- [Direction]:
Scan the records below. List lines holding "inconsistencies".

Data records:
____________________

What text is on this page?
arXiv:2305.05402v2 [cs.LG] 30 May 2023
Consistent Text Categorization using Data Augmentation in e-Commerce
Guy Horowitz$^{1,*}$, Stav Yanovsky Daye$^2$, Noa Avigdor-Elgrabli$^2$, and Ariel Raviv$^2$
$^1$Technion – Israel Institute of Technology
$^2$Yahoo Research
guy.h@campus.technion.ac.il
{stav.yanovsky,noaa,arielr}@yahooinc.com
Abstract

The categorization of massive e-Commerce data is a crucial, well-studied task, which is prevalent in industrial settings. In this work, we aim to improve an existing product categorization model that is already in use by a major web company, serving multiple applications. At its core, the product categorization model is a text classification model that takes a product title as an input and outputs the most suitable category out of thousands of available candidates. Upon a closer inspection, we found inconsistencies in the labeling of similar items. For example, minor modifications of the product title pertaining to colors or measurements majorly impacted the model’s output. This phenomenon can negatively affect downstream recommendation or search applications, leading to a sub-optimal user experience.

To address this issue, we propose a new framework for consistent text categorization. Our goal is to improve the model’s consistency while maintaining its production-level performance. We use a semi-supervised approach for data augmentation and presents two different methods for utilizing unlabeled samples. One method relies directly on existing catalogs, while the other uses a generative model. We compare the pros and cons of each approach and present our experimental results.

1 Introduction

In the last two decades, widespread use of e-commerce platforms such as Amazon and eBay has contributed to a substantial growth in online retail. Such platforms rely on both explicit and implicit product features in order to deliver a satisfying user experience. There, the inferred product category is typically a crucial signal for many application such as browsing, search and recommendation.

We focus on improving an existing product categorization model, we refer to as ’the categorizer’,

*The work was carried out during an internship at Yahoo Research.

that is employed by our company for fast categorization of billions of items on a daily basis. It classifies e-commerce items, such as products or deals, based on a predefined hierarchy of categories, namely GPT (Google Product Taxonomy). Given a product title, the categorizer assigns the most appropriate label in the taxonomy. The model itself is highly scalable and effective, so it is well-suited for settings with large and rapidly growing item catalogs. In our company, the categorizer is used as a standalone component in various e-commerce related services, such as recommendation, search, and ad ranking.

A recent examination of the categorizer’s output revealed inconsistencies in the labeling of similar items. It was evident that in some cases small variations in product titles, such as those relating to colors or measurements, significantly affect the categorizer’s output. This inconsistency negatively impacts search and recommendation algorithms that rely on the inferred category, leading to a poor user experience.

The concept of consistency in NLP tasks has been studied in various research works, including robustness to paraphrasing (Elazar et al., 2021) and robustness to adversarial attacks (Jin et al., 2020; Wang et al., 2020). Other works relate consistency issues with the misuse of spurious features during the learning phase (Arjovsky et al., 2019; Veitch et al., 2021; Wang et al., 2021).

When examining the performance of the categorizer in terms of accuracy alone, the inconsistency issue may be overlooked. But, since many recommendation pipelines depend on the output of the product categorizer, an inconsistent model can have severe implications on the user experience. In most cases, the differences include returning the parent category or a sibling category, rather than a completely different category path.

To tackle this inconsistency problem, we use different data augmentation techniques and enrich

____________________

- [Output of the exercise]:
The categorization of massive e-Commerce data is a crucial, well-studied task, which is prevalent in industrial settings. In this work, we aim to improve an existing product categorization model that is already in use by a major web company, serving multiple applications. At its core, the product categorization model is a text classification model that takes a product title as an input and outputs the most suitable category out of thousands of available candidates. Upon a closer inspection, we found inconsistencies in the labeling of similar items. For example, minor modifications of the product title pertaining to colors or measurements majorly impacted the model’s output. This phenomenon can negatively affect downstream recommendation or search applications, leading to a sub-optimal user experience.
A recent examination of the categorizer’s output revealed inconsistencies in the labeling of similar items. It was evident that in some cases small variations in product titles, such as those relating to colors or measurements, significantly affect the categorizer’s output. This inconsistency negatively impacts search and recommendation algorithms that rely on the inferred category, leading to a poor user experience.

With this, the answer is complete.